(Items from a dataset)
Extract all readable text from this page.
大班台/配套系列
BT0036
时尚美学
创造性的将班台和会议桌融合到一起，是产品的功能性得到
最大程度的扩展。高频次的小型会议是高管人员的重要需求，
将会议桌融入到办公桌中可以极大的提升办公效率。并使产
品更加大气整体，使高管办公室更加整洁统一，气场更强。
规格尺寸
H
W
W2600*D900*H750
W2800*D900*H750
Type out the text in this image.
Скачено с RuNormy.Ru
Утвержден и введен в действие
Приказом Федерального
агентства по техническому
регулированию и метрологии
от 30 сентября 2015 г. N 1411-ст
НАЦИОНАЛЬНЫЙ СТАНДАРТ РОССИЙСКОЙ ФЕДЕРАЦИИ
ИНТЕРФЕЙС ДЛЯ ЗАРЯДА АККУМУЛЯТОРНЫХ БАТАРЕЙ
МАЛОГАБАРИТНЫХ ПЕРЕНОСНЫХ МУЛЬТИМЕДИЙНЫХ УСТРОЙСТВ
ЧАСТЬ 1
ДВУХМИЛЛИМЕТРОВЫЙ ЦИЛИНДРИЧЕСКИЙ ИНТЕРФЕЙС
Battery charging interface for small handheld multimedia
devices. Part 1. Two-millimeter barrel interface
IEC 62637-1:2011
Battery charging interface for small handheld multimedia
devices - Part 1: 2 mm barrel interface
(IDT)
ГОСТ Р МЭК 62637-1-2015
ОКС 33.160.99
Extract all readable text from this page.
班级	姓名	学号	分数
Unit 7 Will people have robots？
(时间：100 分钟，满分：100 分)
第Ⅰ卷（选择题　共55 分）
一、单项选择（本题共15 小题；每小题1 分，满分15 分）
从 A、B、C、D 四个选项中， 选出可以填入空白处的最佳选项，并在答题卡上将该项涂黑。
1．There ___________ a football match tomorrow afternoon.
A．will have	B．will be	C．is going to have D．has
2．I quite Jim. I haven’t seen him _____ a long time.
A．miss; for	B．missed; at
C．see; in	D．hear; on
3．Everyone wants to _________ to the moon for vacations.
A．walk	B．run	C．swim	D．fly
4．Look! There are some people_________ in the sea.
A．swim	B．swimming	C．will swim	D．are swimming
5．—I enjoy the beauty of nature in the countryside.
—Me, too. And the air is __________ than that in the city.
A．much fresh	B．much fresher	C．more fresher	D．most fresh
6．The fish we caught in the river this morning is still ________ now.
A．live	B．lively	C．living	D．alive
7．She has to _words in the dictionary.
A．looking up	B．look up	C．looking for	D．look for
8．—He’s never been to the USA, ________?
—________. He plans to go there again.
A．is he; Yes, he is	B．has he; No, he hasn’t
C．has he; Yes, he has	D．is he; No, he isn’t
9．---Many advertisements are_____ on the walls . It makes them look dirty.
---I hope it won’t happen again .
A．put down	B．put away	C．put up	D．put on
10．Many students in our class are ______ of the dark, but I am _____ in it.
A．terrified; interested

WHAT THIS TASK INVOLVES: Restate every record exactly, leaving nothing out.

THE ANSWER:
Extract all readable text from this page.
大班台/配套系列
BT0036
时尚美学
创造性的将班台和会议桌融合到一起，是产品的功能性得到
最大程度的扩展。高频次的小型会议是高管人员的重要需求，
将会议桌融入到办公桌中可以极大的提升办公效率。并使产
品更加大气整体，使高管办公室更加整洁统一，气场更强。
规格尺寸
H
W
W2600*D900*H750
W2800*D900*H750
Type out the text in this image.
Скачено с RuNormy.Ru
Утвержден и введен в действие
Приказом Федерального
агентства по техническому
регулированию и метрологии
от 30 сентября 2015 г. N 1411-ст
НАЦИОНАЛЬНЫЙ СТАНДАРТ РОССИЙСКОЙ ФЕДЕРАЦИИ
ИНТЕРФЕЙС ДЛЯ ЗАРЯДА АККУМУЛЯТОРНЫХ БАТАРЕЙ
МАЛОГАБАРИТНЫХ ПЕРЕНОСНЫХ МУЛЬТИМЕДИЙНЫХ УСТРОЙСТВ
ЧАСТЬ 1
ДВУХМИЛЛИМЕТРОВЫЙ ЦИЛИНДРИЧЕСКИЙ ИНТЕРФЕЙС
Battery charging interface for small handheld multimedia
devices. Part 1. Two-millimeter barrel interface
IEC 62637-1:2011
Battery charging interface for small handheld multimedia
devices - Part 1: 2 mm barrel interface
(IDT)
ГОСТ Р МЭК 62637-1-2015
ОКС 33.160.99
Extract all readable text from this page.
班级	姓名	学号	分数
Unit 7 Will people have robots？
(时间：100 分钟，满分：100 分)
第Ⅰ卷（选择题　共55 分）
一、单项选择（本题共15 小题；每小题1 分，满分15 分）
从 A、B、C、D 四个选项中， 选出可以填入空白处的最佳选项，并在答题卡上将该项涂黑。
1．There ___________ a football match tomorrow afternoon.
A．will have	B．will be	C．is going to have D．has
2．I quite Jim. I haven’t seen him _____ a long time.
A．miss; for	B．missed; at
C．see; in	D．hear; on
3．Everyone wants to _________ to the moon for vacations.
A．walk	B．run	C．swim	D．fly
4．Look! There are some people_________ in the sea.
A．swim	B．swimming	C．will swim	D．are swimming
5．—I enjoy the beauty of nature in the countryside.
—Me, too. And the air is __________ than that in the city.
A．much fresh	B．much fresher	C．more fresher	D．most fresh
6．The fish we caught in the river this morning is still ________ now.
A．live	B．lively	C．living	D．alive
7．She has to _words in the dictionary.
A．looking up	B．look up	C．looking for	D．look for
8．—He’s never been to the USA, ________?
—________. He plans to go there again.
A．is he; Yes, he is	B．has he; No, he hasn’t
C．has he; Yes, he has	D．is he; No, he isn’t
9．---Many advertisements are_____ on the walls . It makes them look dirty.
---I hope it won’t happen again .
A．put down	B．put away	C．put up	D．put on
10．Many students in our class are ______ of the dark, but I am _____ in it.
A．terrified; interested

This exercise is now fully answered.